## [GIVEN REQUEST]
Reproduce every one of the records below line for line, leaving out the pictures.
---------- DATA PROVIDED
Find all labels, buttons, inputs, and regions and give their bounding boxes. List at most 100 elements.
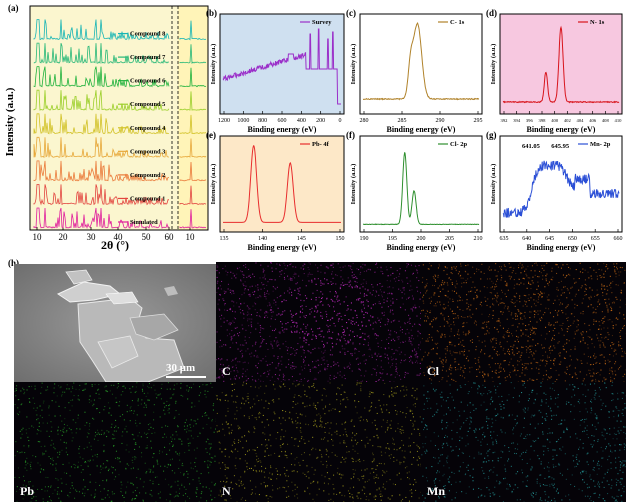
eds-map-pb: Pb [14,382,216,502]
xps-xtick: 650 [568,236,577,242]
xrd-xtick: 60 [165,232,175,242]
xps-legend: Cl- 2p [450,141,468,148]
xrd-trace [33,207,170,230]
xrd-zoom-trace [179,185,207,205]
xps-peak-label: 645.95 [551,143,570,150]
xps-xtick: 1000 [237,118,249,124]
xrd-zoom-trace [179,20,207,41]
xrd-legend-label: Compound 4 [130,125,166,132]
xps-legend: Pb- 4f [312,141,330,148]
xrd-xtick: 30 [87,232,97,242]
xps-panel-survey: (b) Survey 1200 1000 800 600 400 200 0 Binding en… [204,4,348,134]
xps-ylabel: Intensity (a.u.) [350,164,357,205]
xrd-xlabel: 2θ (°) [100,238,130,252]
xps-xtick: 200 [316,118,325,124]
eds-map-label: Cl [427,364,439,378]
xps-xtick: 640 [522,236,531,242]
xps-xtick: 200 [417,236,426,242]
xrd-legend-label: Compound 8 [130,31,165,38]
xrd-legend-label: Compound 2 [130,172,165,179]
xps-xtick: 400 [297,118,306,124]
xrd-zoom-trace [179,114,207,135]
xps-legend: Survey [312,19,332,26]
xps-spectrum [362,21,480,101]
xps-xtick: 190 [360,236,369,242]
xps-peak-label: 641.05 [522,143,541,150]
xps-panel-n1s: (d) N- 1s 392 394 396 398 400 402 404 406 408 410 Bi… [484,4,626,134]
xrd-trace [33,42,170,64]
xps-xtick: 195 [388,236,397,242]
xrd-xtick: 10 [33,232,43,242]
xps-xlabel: Binding energy (eV) [387,125,456,134]
xrd-legend-label: Compound 1 [130,195,165,202]
xps-panel-label: (g) [486,130,497,140]
xps-xlabel: Binding energy (eV) [248,125,317,134]
xps-xtick: 394 [513,118,521,123]
xrd-xtick: 50 [142,232,152,242]
xps-panel-c1s: (c) C- 1s 280 285 290 295 Binding energy (eV) I… [344,4,486,134]
xrd-zoom-trace [179,161,207,182]
xps-xtick: 402 [564,118,572,123]
xps-xtick: 396 [526,118,534,123]
xps-xtick: 210 [474,236,483,242]
xps-xtick: 408 [602,118,610,123]
xps-ylabel: Intensity (a.u.) [490,44,497,85]
xps-xtick: 1200 [218,118,230,124]
xps-xtick: 0 [339,118,342,124]
xps-legend: N- 1s [590,19,605,26]
panel-h-label: (h) [8,258,19,268]
xps-xtick: 140 [258,236,267,242]
xps-xtick: 150 [336,236,345,242]
xps-panel-label: (e) [206,130,216,140]
xps-xtick: 145 [297,236,306,242]
xps-xtick: 410 [615,118,623,123]
xrd-xtick: 40 [114,232,124,242]
eds-map-label: N [222,484,231,498]
xps-xlabel: Binding energy (eV) [387,243,456,252]
xps-xtick: 392 [501,118,509,123]
sem-particles [14,264,216,382]
xrd-trace [33,66,170,88]
xps-xtick: 205 [445,236,454,242]
xrd-zoom-trace [179,138,207,158]
xrd-xtick: 20 [59,232,69,242]
xrd-xtick: 10 [186,232,196,242]
sem-image: 30 μm [14,264,216,382]
xrd-zoom-trace [179,91,207,111]
xrd-plot: 10 20 30 40 50 60 10 Compound 8 Compound 7 Compou… [29,5,209,242]
xps-panel-cl2p: (f) Cl- 2p 190 195 200 205 210 Binding energy (… [344,126,486,252]
xps-xtick: 398 [539,118,547,123]
xps-legend: C- 1s [450,19,465,26]
eds-map-n: N [216,382,421,502]
xps-xtick: 645 [545,236,554,242]
xps-xlabel: Binding energy (eV) [248,243,317,252]
xps-panel-label: (f) [346,130,355,140]
xps-xtick: 280 [360,118,369,124]
xrd-zoom-region [178,6,208,230]
xps-panel-label: (d) [486,8,497,18]
xps-xtick: 400 [551,118,559,123]
xps-xtick: 600 [278,118,287,124]
xps-spectrum [502,25,620,104]
xrd-zoom-trace [179,209,207,229]
xps-xtick: 800 [258,118,267,124]
xps-panel-label: (c) [346,8,356,18]
xrd-zoom-trace [179,67,207,88]
xrd-legend-label: Compound 3 [130,148,165,155]
xrd-legend-label: Compound 5 [130,101,165,108]
xps-ylabel: Intensity (a.u.) [490,164,497,205]
xrd-legend-label: Compound 7 [130,54,166,61]
xps-xtick: 135 [220,236,229,242]
xrd-trace [33,184,170,206]
xps-ylabel: Intensity (a.u.) [210,164,217,205]
xps-legend: Mn- 2p [590,141,611,148]
xrd-legend-label: Compound 6 [130,78,166,85]
xrd-trace [33,136,169,159]
xps-panel-mn2p: (g) Mn- 2p 635 640 645 650 655 660 Binding energ… [484,126,626,252]
xps-xlabel: Binding energy (eV) [527,125,596,134]
eds-map-label: C [222,364,231,378]
xps-spectrum [362,151,480,226]
xps-ylabel: Intensity (a.u.) [350,44,357,85]
xrd-trace [33,89,170,111]
xps-xtick: 290 [436,118,445,124]
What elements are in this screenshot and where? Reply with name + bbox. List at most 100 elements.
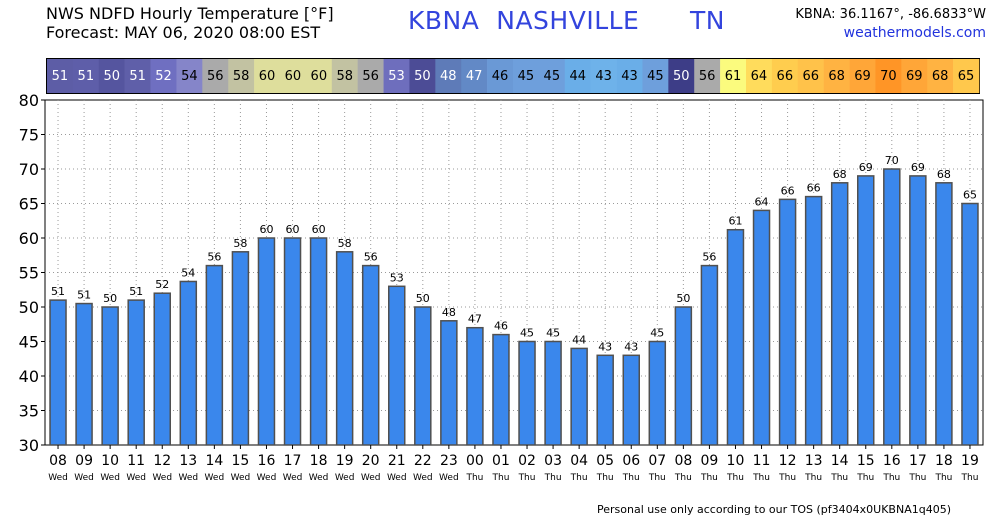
--------------------
## [TASK SOLUTION]
Find all labels, buttons, inputs, and regions and give their bounding boxes. List at most 100 elements.
eds-map-pb: Pb [14,382,216,502]
xps-xtick: 650 [568,236,577,242]
xrd-xtick: 60 [165,232,175,242]
xps-legend: Cl- 2p [450,141,468,148]
xrd-trace [33,207,170,230]
xrd-zoom-trace [179,185,207,205]
xps-peak-label: 645.95 [551,143,570,150]
xps-xtick: 1000 [237,118,249,124]
xrd-zoom-trace [179,20,207,41]
xrd-legend-label: Compound 4 [130,125,166,132]
xps-legend: Pb- 4f [312,141,330,148]
xrd-xtick: 30 [87,232,97,242]
xps-panel-survey: (b) Survey 1200 1000 800 600 400 200 0 Binding en… [204,4,348,134]
xps-ylabel: Intensity (a.u.) [350,164,357,205]
xrd-xlabel: 2θ (°) [100,238,130,252]
xps-xtick: 200 [316,118,325,124]
eds-map-label: Cl [427,364,439,378]
xps-xtick: 640 [522,236,531,242]
xps-xtick: 200 [417,236,426,242]
xrd-legend-label: Compound 8 [130,31,165,38]
xrd-legend-label: Compound 2 [130,172,165,179]
xps-xtick: 400 [297,118,306,124]
xrd-zoom-trace [179,114,207,135]
xps-legend: Survey [312,19,332,26]
xps-spectrum [362,21,480,101]
xps-xtick: 190 [360,236,369,242]
xps-peak-label: 641.05 [522,143,541,150]
xps-panel-n1s: (d) N- 1s 392 394 396 398 400 402 404 406 408 410 Bi… [484,4,626,134]
xrd-trace [33,42,170,64]
xps-xtick: 195 [388,236,397,242]
xrd-xtick: 10 [33,232,43,242]
xps-xlabel: Binding energy (eV) [387,125,456,134]
xrd-legend-label: Compound 1 [130,195,165,202]
xps-panel-label: (g) [486,130,497,140]
xps-xlabel: Binding energy (eV) [248,125,317,134]
xps-xtick: 394 [513,118,521,123]
xrd-xtick: 50 [142,232,152,242]
xps-panel-c1s: (c) C- 1s 280 285 290 295 Binding energy (eV) I… [344,4,486,134]
xrd-zoom-trace [179,161,207,182]
xps-xtick: 402 [564,118,572,123]
xps-xtick: 396 [526,118,534,123]
xps-xtick: 210 [474,236,483,242]
xps-xtick: 408 [602,118,610,123]
xps-ylabel: Intensity (a.u.) [490,44,497,85]
xps-xtick: 1200 [218,118,230,124]
xps-xtick: 0 [339,118,342,124]
xps-legend: N- 1s [590,19,605,26]
panel-h-label: (h) [8,258,19,268]
xps-xtick: 140 [258,236,267,242]
xps-xtick: 150 [336,236,345,242]
xps-panel-label: (e) [206,130,216,140]
xps-xtick: 145 [297,236,306,242]
xps-xtick: 410 [615,118,623,123]
xrd-xtick: 40 [114,232,124,242]
eds-map-label: N [222,484,231,498]
xps-xlabel: Binding energy (eV) [387,243,456,252]
xps-xtick: 392 [501,118,509,123]
sem-particles [14,264,216,382]
xrd-trace [33,66,170,88]
xps-xtick: 205 [445,236,454,242]
xrd-zoom-trace [179,138,207,158]
xrd-xtick: 20 [59,232,69,242]
xrd-xtick: 10 [186,232,196,242]
sem-image: 30 μm [14,264,216,382]
xrd-zoom-trace [179,91,207,111]
xrd-plot: 10 20 30 40 50 60 10 Compound 8 Compound 7 Compou… [29,5,209,242]
xps-panel-cl2p: (f) Cl- 2p 190 195 200 205 210 Binding energy (… [344,126,486,252]
xps-xtick: 398 [539,118,547,123]
xps-legend: C- 1s [450,19,465,26]
eds-map-n: N [216,382,421,502]
xps-xtick: 645 [545,236,554,242]
xps-xlabel: Binding energy (eV) [248,243,317,252]
xps-panel-label: (f) [346,130,355,140]
xps-xtick: 280 [360,118,369,124]
xrd-zoom-region [178,6,208,230]
xps-panel-label: (d) [486,8,497,18]
xps-xtick: 400 [551,118,559,123]
xps-xtick: 600 [278,118,287,124]
xps-spectrum [502,25,620,104]
xrd-zoom-trace [179,209,207,229]
xps-xtick: 800 [258,118,267,124]
xps-panel-label: (c) [346,8,356,18]
xrd-zoom-trace [179,67,207,88]
xrd-legend-label: Compound 3 [130,148,165,155]
xrd-legend-label: Compound 5 [130,101,165,108]
xps-ylabel: Intensity (a.u.) [490,164,497,205]
xrd-legend-label: Compound 7 [130,54,166,61]
xps-xtick: 135 [220,236,229,242]
xrd-trace [33,184,170,206]
xps-ylabel: Intensity (a.u.) [210,164,217,205]
xps-legend: Mn- 2p [590,141,611,148]
xrd-legend-label: Compound 6 [130,78,166,85]
xrd-trace [33,136,169,159]
xps-panel-mn2p: (g) Mn- 2p 635 640 645 650 655 660 Binding energ… [484,126,626,252]
xps-xlabel: Binding energy (eV) [527,125,596,134]
eds-map-label: C [222,364,231,378]
xps-spectrum [362,151,480,226]
xps-ylabel: Intensity (a.u.) [350,44,357,85]
xrd-trace [33,89,170,111]
xps-xtick: 290 [436,118,445,124]
What elements are in this screenshot and where? Reply with name + bbox. List at most 100 elements.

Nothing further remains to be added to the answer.